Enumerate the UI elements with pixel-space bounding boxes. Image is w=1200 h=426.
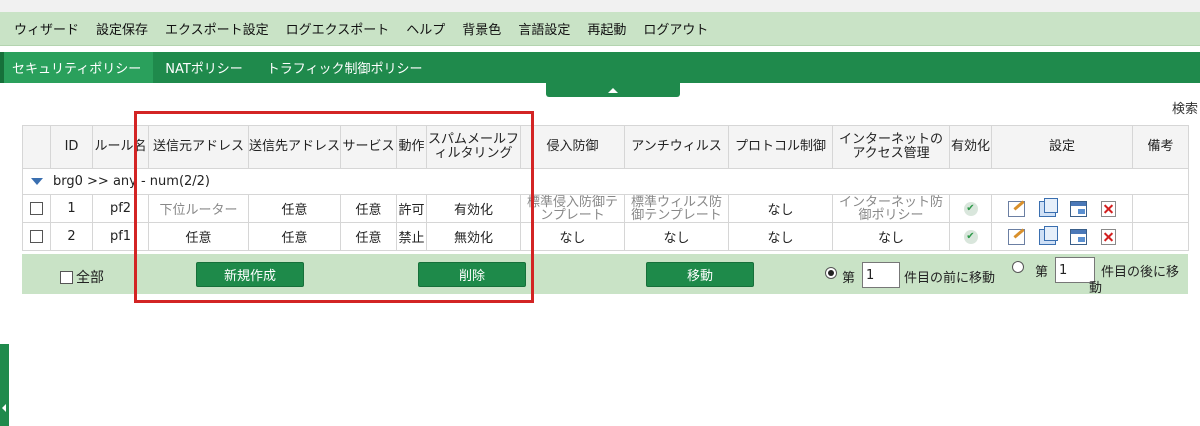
cell-intrusion-prevention: 標準侵入防御テンプレート: [520, 194, 625, 223]
move-icon[interactable]: [1070, 200, 1087, 217]
header-action[interactable]: 動作: [396, 125, 427, 169]
select-all-control[interactable]: 全部: [60, 267, 104, 287]
copy-icon[interactable]: [1039, 197, 1058, 217]
group-cell: brg0 >> any - num(2/2): [22, 168, 1189, 195]
cell-action: 許可: [396, 194, 427, 223]
action-bar: 全部 新規作成 削除 移動 第 件目の前に移動 第 件目の後に移 動: [22, 254, 1188, 296]
group-label: brg0 >> any - num(2/2): [53, 174, 211, 189]
tab-traffic-control-policy[interactable]: トラフィック制御ポリシー: [255, 52, 435, 83]
cell-notes: [1132, 222, 1189, 251]
header-notes: 備考: [1132, 125, 1189, 169]
cell-antivirus: 標準ウィルス防御テンプレート: [624, 194, 729, 223]
table-row[interactable]: 2 pf1 任意 任意 任意 禁止 無効化 なし なし なし なし ✔: [22, 222, 1189, 251]
move-before-prefix: 第: [842, 271, 856, 286]
row-checkbox-cell: [22, 222, 51, 251]
policy-table: ID ルール名 送信元アドレス 送信先アドレス サービス 動作 スパムメールフィ…: [22, 125, 1189, 251]
header-spam-filtering[interactable]: スパムメールフィルタリング: [426, 125, 521, 169]
group-row: brg0 >> any - num(2/2): [22, 168, 1189, 195]
move-before-radio[interactable]: [825, 267, 837, 279]
tab-nat-policy[interactable]: NATポリシー: [153, 52, 255, 83]
move-button[interactable]: 移動: [646, 262, 754, 287]
new-button[interactable]: 新規作成: [196, 262, 304, 287]
cell-rule-name: pf1: [92, 222, 149, 251]
move-after-prefix: 第: [1035, 265, 1049, 280]
cell-intrusion-prevention: なし: [520, 222, 625, 251]
menu-wizard[interactable]: ウィザード: [14, 19, 79, 38]
header-antivirus[interactable]: アンチウィルス: [624, 125, 729, 169]
menu-background-color[interactable]: 背景色: [462, 19, 501, 38]
search-link[interactable]: 検索: [1172, 98, 1198, 117]
cell-settings: [991, 194, 1133, 223]
top-strip: [0, 0, 1200, 12]
cell-notes: [1132, 194, 1189, 223]
delete-icon[interactable]: [1101, 200, 1116, 217]
policy-tab-bar: セキュリティポリシー NATポリシー トラフィック制御ポリシー: [0, 52, 1200, 83]
header-intrusion-prevention[interactable]: 侵入防御: [520, 125, 625, 169]
select-all-checkbox[interactable]: [60, 270, 73, 284]
header-rule-name[interactable]: ルール名: [92, 125, 149, 169]
cell-protocol-control: なし: [728, 222, 833, 251]
cell-enabled: ✔: [949, 222, 992, 251]
cell-id: 2: [50, 222, 93, 251]
cell-source-address: 任意: [148, 222, 249, 251]
cell-destination-address: 任意: [248, 194, 341, 223]
edit-icon[interactable]: [1008, 228, 1025, 245]
row-checkbox-cell: [22, 194, 51, 223]
header-destination-address[interactable]: 送信先アドレス: [248, 125, 341, 169]
header-id[interactable]: ID: [50, 125, 93, 169]
move-after-suffix-wrap: 動: [1089, 281, 1103, 296]
cell-spam-filtering: 有効化: [426, 194, 521, 223]
cell-service: 任意: [340, 222, 397, 251]
copy-icon[interactable]: [1039, 225, 1058, 245]
header-checkbox-cell: [22, 125, 51, 169]
select-all-label: 全部: [76, 270, 104, 286]
cell-spam-filtering: 無効化: [426, 222, 521, 251]
cell-protocol-control: なし: [728, 194, 833, 223]
menu-language[interactable]: 言語設定: [518, 19, 570, 38]
delete-icon[interactable]: [1101, 228, 1116, 245]
header-service[interactable]: サービス: [340, 125, 397, 169]
edit-icon[interactable]: [1008, 200, 1025, 217]
menu-bar: ウィザード 設定保存 エクスポート設定 ログエクスポート ヘルプ 背景色 言語設…: [0, 12, 1200, 46]
menu-help[interactable]: ヘルプ: [406, 19, 445, 38]
menu-logout[interactable]: ログアウト: [643, 19, 708, 38]
chevron-up-icon: [608, 87, 618, 93]
menu-log-export[interactable]: ログエクスポート: [286, 19, 390, 38]
cell-antivirus: なし: [624, 222, 729, 251]
cell-rule-name: pf2: [92, 194, 149, 223]
header-enabled[interactable]: 有効化: [949, 125, 992, 169]
cell-destination-address: 任意: [248, 222, 341, 251]
cell-internet-access: なし: [832, 222, 950, 251]
table-row[interactable]: 1 pf2 下位ルーター 任意 任意 許可 有効化 標準侵入防御テンプレート 標…: [22, 194, 1189, 223]
cell-action: 禁止: [396, 222, 427, 251]
cell-enabled: ✔: [949, 194, 992, 223]
move-before-suffix: 件目の前に移動: [904, 271, 996, 286]
menu-export-settings[interactable]: エクスポート設定: [165, 19, 269, 38]
row-checkbox[interactable]: [30, 202, 43, 215]
collapse-toggle-button[interactable]: [546, 83, 680, 97]
cell-settings: [991, 222, 1133, 251]
row-checkbox[interactable]: [30, 230, 43, 243]
cell-internet-access: インターネット防御ポリシー: [832, 194, 950, 223]
cell-id: 1: [50, 194, 93, 223]
side-panel-toggle[interactable]: [0, 344, 9, 426]
header-source-address[interactable]: 送信元アドレス: [148, 125, 249, 169]
table-header-row: ID ルール名 送信元アドレス 送信先アドレス サービス 動作 スパムメールフィ…: [22, 125, 1189, 169]
header-settings: 設定: [991, 125, 1133, 169]
triangle-down-icon[interactable]: [31, 178, 43, 185]
menu-restart[interactable]: 再起動: [587, 19, 626, 38]
tab-security-policy[interactable]: セキュリティポリシー: [0, 52, 154, 83]
enabled-check-icon[interactable]: ✔: [963, 201, 978, 216]
move-icon[interactable]: [1070, 228, 1087, 245]
move-before-position-input[interactable]: [862, 262, 900, 288]
cell-service: 任意: [340, 194, 397, 223]
enabled-check-icon[interactable]: ✔: [963, 229, 978, 244]
move-after-suffix: 件目の後に移: [1101, 265, 1180, 280]
menu-save-settings[interactable]: 設定保存: [96, 19, 148, 38]
header-protocol-control[interactable]: プロトコル制御: [728, 125, 833, 169]
header-internet-access[interactable]: インターネットのアクセス管理: [832, 125, 950, 169]
cell-source-address: 下位ルーター: [148, 194, 249, 223]
delete-button[interactable]: 削除: [418, 262, 526, 287]
move-after-radio[interactable]: [1012, 261, 1024, 273]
===
> **PROBLEM TO SOLVE**
Reproduce the listing exactly. The pictures are to be omitted.

> **ANSWER**
Enumerate the UI elements with pixel-space bounding boxes. Image is w=1200 h=426.
cell-intrusion-prevention: 標準侵入防御テンプレート: [520, 194, 625, 223]
move-icon[interactable]: [1070, 200, 1087, 217]
header-action[interactable]: 動作: [396, 125, 427, 169]
select-all-control[interactable]: 全部: [60, 267, 104, 287]
copy-icon[interactable]: [1039, 197, 1058, 217]
group-cell: brg0 >> any - num(2/2): [22, 168, 1189, 195]
cell-action: 許可: [396, 194, 427, 223]
action-bar: 全部 新規作成 削除 移動 第 件目の前に移動 第 件目の後に移 動: [22, 254, 1188, 296]
group-label: brg0 >> any - num(2/2): [53, 174, 211, 189]
tab-traffic-control-policy[interactable]: トラフィック制御ポリシー: [255, 52, 435, 83]
cell-notes: [1132, 222, 1189, 251]
header-notes: 備考: [1132, 125, 1189, 169]
cell-antivirus: 標準ウィルス防御テンプレート: [624, 194, 729, 223]
table-row[interactable]: 2 pf1 任意 任意 任意 禁止 無効化 なし なし なし なし ✔: [22, 222, 1189, 251]
move-before-prefix: 第: [842, 271, 856, 286]
row-checkbox-cell: [22, 222, 51, 251]
policy-table: ID ルール名 送信元アドレス 送信先アドレス サービス 動作 スパムメールフィ…: [22, 125, 1189, 251]
header-spam-filtering[interactable]: スパムメールフィルタリング: [426, 125, 521, 169]
group-row: brg0 >> any - num(2/2): [22, 168, 1189, 195]
move-before-radio[interactable]: [825, 267, 837, 279]
tab-nat-policy[interactable]: NATポリシー: [153, 52, 255, 83]
move-button[interactable]: 移動: [646, 262, 754, 287]
new-button[interactable]: 新規作成: [196, 262, 304, 287]
cell-rule-name: pf1: [92, 222, 149, 251]
move-after-prefix: 第: [1035, 265, 1049, 280]
cell-intrusion-prevention: なし: [520, 222, 625, 251]
menu-wizard[interactable]: ウィザード: [14, 19, 79, 38]
header-antivirus[interactable]: アンチウィルス: [624, 125, 729, 169]
menu-background-color[interactable]: 背景色: [462, 19, 501, 38]
search-link[interactable]: 検索: [1172, 98, 1198, 117]
cell-settings: [991, 194, 1133, 223]
top-strip: [0, 0, 1200, 12]
cell-notes: [1132, 194, 1189, 223]
delete-icon[interactable]: [1101, 200, 1116, 217]
policy-tab-bar: セキュリティポリシー NATポリシー トラフィック制御ポリシー: [0, 52, 1200, 83]
header-intrusion-prevention[interactable]: 侵入防御: [520, 125, 625, 169]
select-all-checkbox[interactable]: [60, 270, 73, 284]
header-rule-name[interactable]: ルール名: [92, 125, 149, 169]
cell-protocol-control: なし: [728, 222, 833, 251]
cell-enabled: ✔: [949, 222, 992, 251]
cell-id: 2: [50, 222, 93, 251]
cell-source-address: 任意: [148, 222, 249, 251]
cell-destination-address: 任意: [248, 194, 341, 223]
edit-icon[interactable]: [1008, 228, 1025, 245]
row-checkbox-cell: [22, 194, 51, 223]
header-destination-address[interactable]: 送信先アドレス: [248, 125, 341, 169]
header-id[interactable]: ID: [50, 125, 93, 169]
move-after-suffix-wrap: 動: [1089, 281, 1103, 296]
cell-spam-filtering: 有効化: [426, 194, 521, 223]
cell-service: 任意: [340, 222, 397, 251]
copy-icon[interactable]: [1039, 225, 1058, 245]
header-checkbox-cell: [22, 125, 51, 169]
select-all-label: 全部: [76, 270, 104, 286]
cell-spam-filtering: 無効化: [426, 222, 521, 251]
cell-protocol-control: なし: [728, 194, 833, 223]
menu-language[interactable]: 言語設定: [518, 19, 570, 38]
delete-icon[interactable]: [1101, 228, 1116, 245]
header-service[interactable]: サービス: [340, 125, 397, 169]
edit-icon[interactable]: [1008, 200, 1025, 217]
menu-bar: ウィザード 設定保存 エクスポート設定 ログエクスポート ヘルプ 背景色 言語設…: [0, 12, 1200, 46]
menu-help[interactable]: ヘルプ: [406, 19, 445, 38]
menu-logout[interactable]: ログアウト: [643, 19, 708, 38]
chevron-up-icon: [608, 87, 618, 93]
menu-log-export[interactable]: ログエクスポート: [286, 19, 390, 38]
cell-antivirus: なし: [624, 222, 729, 251]
cell-rule-name: pf2: [92, 194, 149, 223]
header-enabled[interactable]: 有効化: [949, 125, 992, 169]
cell-destination-address: 任意: [248, 222, 341, 251]
cell-internet-access: なし: [832, 222, 950, 251]
table-row[interactable]: 1 pf2 下位ルーター 任意 任意 許可 有効化 標準侵入防御テンプレート 標…: [22, 194, 1189, 223]
cell-action: 禁止: [396, 222, 427, 251]
cell-enabled: ✔: [949, 194, 992, 223]
move-before-suffix: 件目の前に移動: [904, 271, 996, 286]
menu-export-settings[interactable]: エクスポート設定: [165, 19, 269, 38]
row-checkbox[interactable]: [30, 202, 43, 215]
collapse-toggle-button[interactable]: [546, 83, 680, 97]
cell-settings: [991, 222, 1133, 251]
row-checkbox[interactable]: [30, 230, 43, 243]
cell-internet-access: インターネット防御ポリシー: [832, 194, 950, 223]
cell-id: 1: [50, 194, 93, 223]
side-panel-toggle[interactable]: [0, 344, 9, 426]
header-source-address[interactable]: 送信元アドレス: [148, 125, 249, 169]
table-header-row: ID ルール名 送信元アドレス 送信先アドレス サービス 動作 スパムメールフィ…: [22, 125, 1189, 169]
header-settings: 設定: [991, 125, 1133, 169]
triangle-down-icon[interactable]: [31, 178, 43, 185]
menu-restart[interactable]: 再起動: [587, 19, 626, 38]
tab-security-policy[interactable]: セキュリティポリシー: [0, 52, 154, 83]
enabled-check-icon[interactable]: ✔: [963, 201, 978, 216]
move-icon[interactable]: [1070, 228, 1087, 245]
move-before-position-input[interactable]: [862, 262, 900, 288]
cell-service: 任意: [340, 194, 397, 223]
enabled-check-icon[interactable]: ✔: [963, 229, 978, 244]
move-after-suffix: 件目の後に移: [1101, 265, 1180, 280]
menu-save-settings[interactable]: 設定保存: [96, 19, 148, 38]
header-protocol-control[interactable]: プロトコル制御: [728, 125, 833, 169]
header-internet-access[interactable]: インターネットのアクセス管理: [832, 125, 950, 169]
cell-source-address: 下位ルーター: [148, 194, 249, 223]
delete-button[interactable]: 削除: [418, 262, 526, 287]
move-after-radio[interactable]: [1012, 261, 1024, 273]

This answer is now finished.